• [Data tied to figure images]
=====

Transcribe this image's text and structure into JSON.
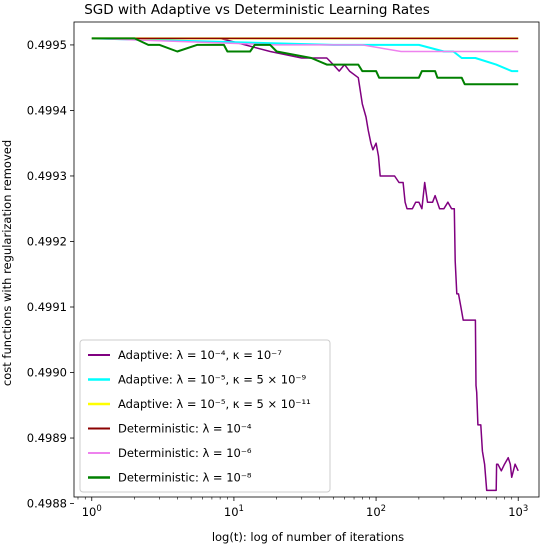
{
  "chart_data": {
    "type": "line",
    "title": "SGD with Adaptive vs Deterministic Learning Rates",
    "xlabel": "log(t): log of number of iterations",
    "ylabel": "cost functions with regularization removed",
    "xscale": "log",
    "xlim": [
      0.75,
      1400
    ],
    "ylim": [
      0.49881,
      0.499535
    ],
    "grid": false,
    "legend_placement": "lower-left",
    "x_ticks": [
      {
        "base": "10",
        "exp": "0",
        "value": 1
      },
      {
        "base": "10",
        "exp": "1",
        "value": 10
      },
      {
        "base": "10",
        "exp": "2",
        "value": 100
      },
      {
        "base": "10",
        "exp": "3",
        "value": 1000
      }
    ],
    "y_ticks": [
      {
        "label": "0.4988",
        "value": 0.4988
      },
      {
        "label": "0.4989",
        "value": 0.4989
      },
      {
        "label": "0.4990",
        "value": 0.499
      },
      {
        "label": "0.4991",
        "value": 0.4991
      },
      {
        "label": "0.4992",
        "value": 0.4992
      },
      {
        "label": "0.4993",
        "value": 0.4993
      },
      {
        "label": "0.4994",
        "value": 0.4994
      },
      {
        "label": "0.4995",
        "value": 0.4995
      }
    ],
    "series": [
      {
        "name": "Adaptive: λ = 10⁻⁴, κ = 10⁻⁷",
        "color": "#800080",
        "width": 1.5,
        "points": [
          [
            1,
            0.49951
          ],
          [
            2,
            0.49951
          ],
          [
            3,
            0.49951
          ],
          [
            8,
            0.49951
          ],
          [
            12,
            0.4995
          ],
          [
            18,
            0.49949
          ],
          [
            30,
            0.49948
          ],
          [
            45,
            0.49948
          ],
          [
            50,
            0.49947
          ],
          [
            55,
            0.49946
          ],
          [
            60,
            0.49947
          ],
          [
            65,
            0.49946
          ],
          [
            75,
            0.49945
          ],
          [
            80,
            0.49941
          ],
          [
            85,
            0.49939
          ],
          [
            88,
            0.49937
          ],
          [
            92,
            0.49935
          ],
          [
            95,
            0.49934
          ],
          [
            100,
            0.49935
          ],
          [
            104,
            0.49933
          ],
          [
            107,
            0.4993
          ],
          [
            110,
            0.4993
          ],
          [
            130,
            0.4993
          ],
          [
            135,
            0.4993
          ],
          [
            145,
            0.49929
          ],
          [
            155,
            0.49929
          ],
          [
            160,
            0.49926
          ],
          [
            165,
            0.49925
          ],
          [
            180,
            0.49925
          ],
          [
            190,
            0.49926
          ],
          [
            200,
            0.49926
          ],
          [
            210,
            0.49925
          ],
          [
            220,
            0.49929
          ],
          [
            230,
            0.49926
          ],
          [
            250,
            0.49926
          ],
          [
            260,
            0.49927
          ],
          [
            280,
            0.49925
          ],
          [
            300,
            0.49925
          ],
          [
            320,
            0.49926
          ],
          [
            340,
            0.49925
          ],
          [
            355,
            0.49925
          ],
          [
            360,
            0.49917
          ],
          [
            370,
            0.49912
          ],
          [
            380,
            0.49912
          ],
          [
            395,
            0.4991
          ],
          [
            410,
            0.49908
          ],
          [
            450,
            0.49908
          ],
          [
            480,
            0.49908
          ],
          [
            500,
            0.49908
          ],
          [
            505,
            0.49898
          ],
          [
            510,
            0.49897
          ],
          [
            520,
            0.49892
          ],
          [
            545,
            0.49892
          ],
          [
            560,
            0.49888
          ],
          [
            580,
            0.49886
          ],
          [
            600,
            0.49882
          ],
          [
            650,
            0.49882
          ],
          [
            700,
            0.49882
          ],
          [
            705,
            0.49886
          ],
          [
            720,
            0.49886
          ],
          [
            760,
            0.49885
          ],
          [
            800,
            0.49886
          ],
          [
            850,
            0.49887
          ],
          [
            880,
            0.49886
          ],
          [
            900,
            0.49884
          ],
          [
            950,
            0.49886
          ],
          [
            1000,
            0.49885
          ]
        ]
      },
      {
        "name": "Adaptive: λ = 10⁻⁵, κ = 5 × 10⁻⁹",
        "color": "#00ffff",
        "width": 2,
        "points": [
          [
            1,
            0.49951
          ],
          [
            50,
            0.4995
          ],
          [
            200,
            0.4995
          ],
          [
            300,
            0.49949
          ],
          [
            350,
            0.49949
          ],
          [
            400,
            0.49948
          ],
          [
            500,
            0.49948
          ],
          [
            700,
            0.49947
          ],
          [
            900,
            0.49946
          ],
          [
            1000,
            0.49946
          ]
        ]
      },
      {
        "name": "Adaptive: λ = 10⁻⁵, κ = 5 × 10⁻¹¹",
        "color": "#ffff00",
        "width": 2,
        "points": [
          [
            1,
            0.49951
          ],
          [
            1000,
            0.49951
          ]
        ]
      },
      {
        "name": "Deterministic: λ = 10⁻⁴",
        "color": "#8b0000",
        "width": 1.5,
        "points": [
          [
            1,
            0.49951
          ],
          [
            1000,
            0.49951
          ]
        ]
      },
      {
        "name": "Deterministic: λ = 10⁻⁶",
        "color": "#ee82ee",
        "width": 1.5,
        "points": [
          [
            1,
            0.49951
          ],
          [
            20,
            0.4995
          ],
          [
            80,
            0.4995
          ],
          [
            150,
            0.49949
          ],
          [
            200,
            0.49949
          ],
          [
            1000,
            0.49949
          ]
        ]
      },
      {
        "name": "Deterministic: λ = 10⁻⁸",
        "color": "#008000",
        "width": 2,
        "points": [
          [
            1,
            0.49951
          ],
          [
            2,
            0.49951
          ],
          [
            2.5,
            0.4995
          ],
          [
            3,
            0.4995
          ],
          [
            4,
            0.49949
          ],
          [
            5.5,
            0.4995
          ],
          [
            8.5,
            0.4995
          ],
          [
            9,
            0.49949
          ],
          [
            13,
            0.49949
          ],
          [
            14,
            0.4995
          ],
          [
            18,
            0.4995
          ],
          [
            20,
            0.49949
          ],
          [
            35,
            0.49948
          ],
          [
            45,
            0.49947
          ],
          [
            60,
            0.49947
          ],
          [
            75,
            0.49947
          ],
          [
            80,
            0.49946
          ],
          [
            100,
            0.49946
          ],
          [
            105,
            0.49945
          ],
          [
            200,
            0.49945
          ],
          [
            210,
            0.49946
          ],
          [
            260,
            0.49946
          ],
          [
            270,
            0.49945
          ],
          [
            400,
            0.49945
          ],
          [
            420,
            0.49944
          ],
          [
            600,
            0.49944
          ],
          [
            1000,
            0.49944
          ]
        ]
      }
    ]
  }
}
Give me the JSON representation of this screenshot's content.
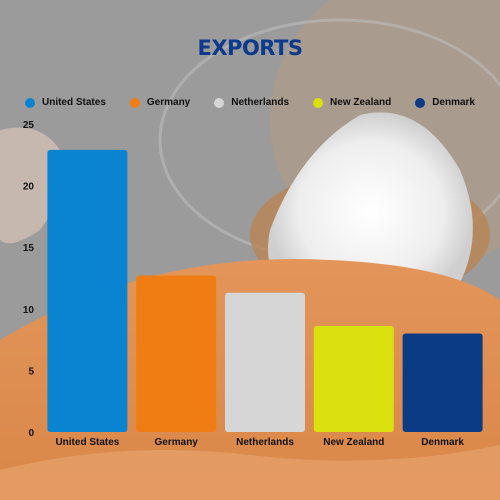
{
  "chart_data": {
    "type": "bar",
    "title": "EXPORTS",
    "categories": [
      "United States",
      "Germany",
      "Netherlands",
      "New Zealand",
      "Denmark"
    ],
    "values": [
      22.9,
      12.7,
      11.3,
      8.6,
      8.0
    ],
    "colors": [
      "#0a84d0",
      "#ef7d13",
      "#d6d6d6",
      "#dbe00f",
      "#0b3b84"
    ],
    "xlabel": "",
    "ylabel": "",
    "ylim": [
      0,
      25
    ],
    "yticks": [
      0,
      5,
      10,
      15,
      20,
      25
    ],
    "grid": false,
    "legend_position": "top"
  }
}
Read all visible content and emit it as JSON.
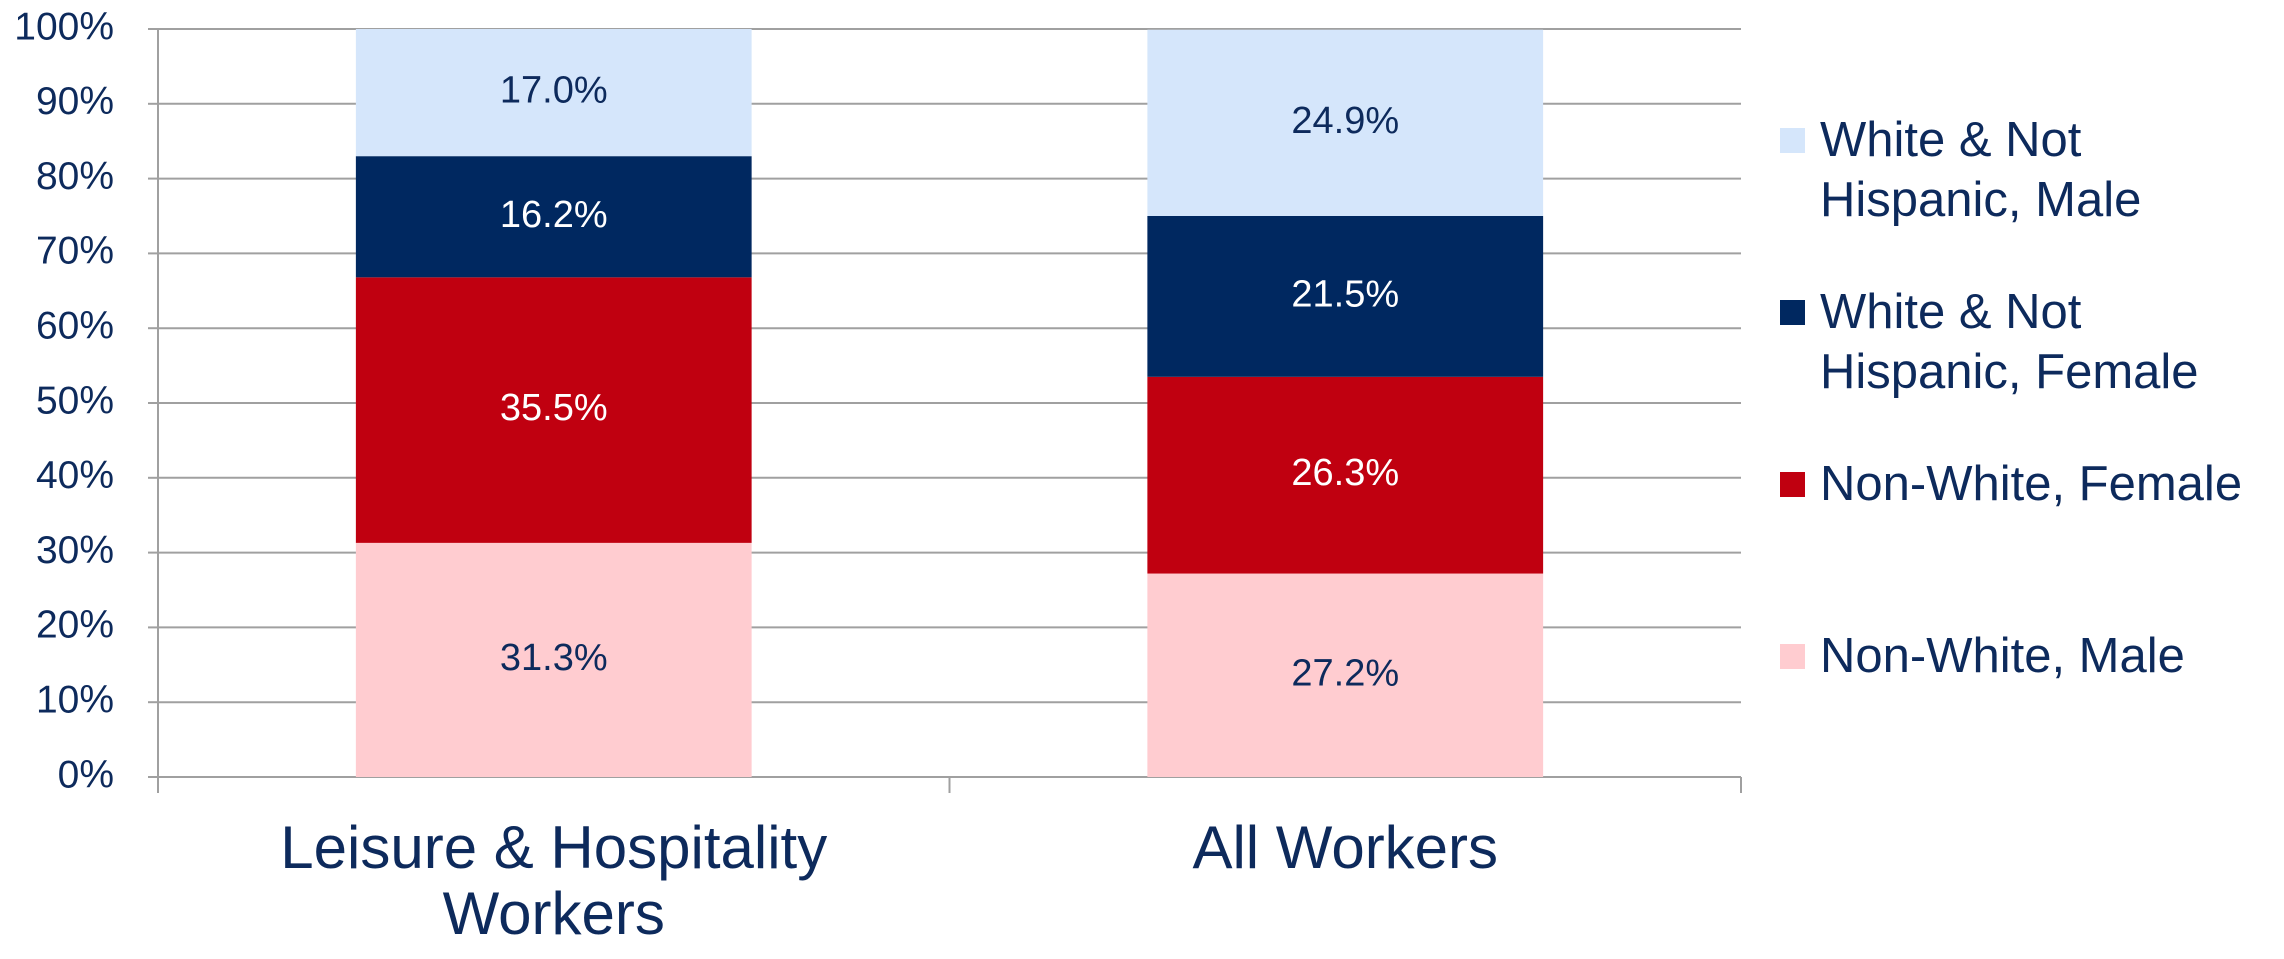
{
  "chart_data": {
    "type": "stacked_bar",
    "categories": [
      "Leisure & Hospitality Workers",
      "All Workers"
    ],
    "series": [
      {
        "name": "Non-White, Male",
        "color": "#ffccd0",
        "values": [
          31.3,
          27.2
        ],
        "value_labels": [
          "31.3%",
          "27.2%"
        ]
      },
      {
        "name": "Non-White, Female",
        "color": "#c00010",
        "values": [
          35.5,
          26.3
        ],
        "value_labels": [
          "35.5%",
          "26.3%"
        ]
      },
      {
        "name": "White & Not Hispanic, Female",
        "color": "#002860",
        "values": [
          16.2,
          21.5
        ],
        "value_labels": [
          "16.2%",
          "21.5%"
        ]
      },
      {
        "name": "White & Not Hispanic, Male",
        "color": "#d5e6fb",
        "values": [
          17.0,
          24.9
        ],
        "value_labels": [
          "17.0%",
          "24.9%"
        ]
      }
    ],
    "ylim": [
      0,
      100
    ],
    "yticks": [
      {
        "value": 0,
        "label": "0%"
      },
      {
        "value": 10,
        "label": "10%"
      },
      {
        "value": 20,
        "label": "20%"
      },
      {
        "value": 30,
        "label": "30%"
      },
      {
        "value": 40,
        "label": "40%"
      },
      {
        "value": 50,
        "label": "50%"
      },
      {
        "value": 60,
        "label": "60%"
      },
      {
        "value": 70,
        "label": "70%"
      },
      {
        "value": 80,
        "label": "80%"
      },
      {
        "value": 90,
        "label": "90%"
      },
      {
        "value": 100,
        "label": "100%"
      }
    ],
    "grid": true,
    "legend": "right"
  }
}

=====

Return each line of the data that contains the string "this".

• [Solution below]
Transcribe this image's text and structure into JSON.
Give me the JSON representation of this screenshot's content.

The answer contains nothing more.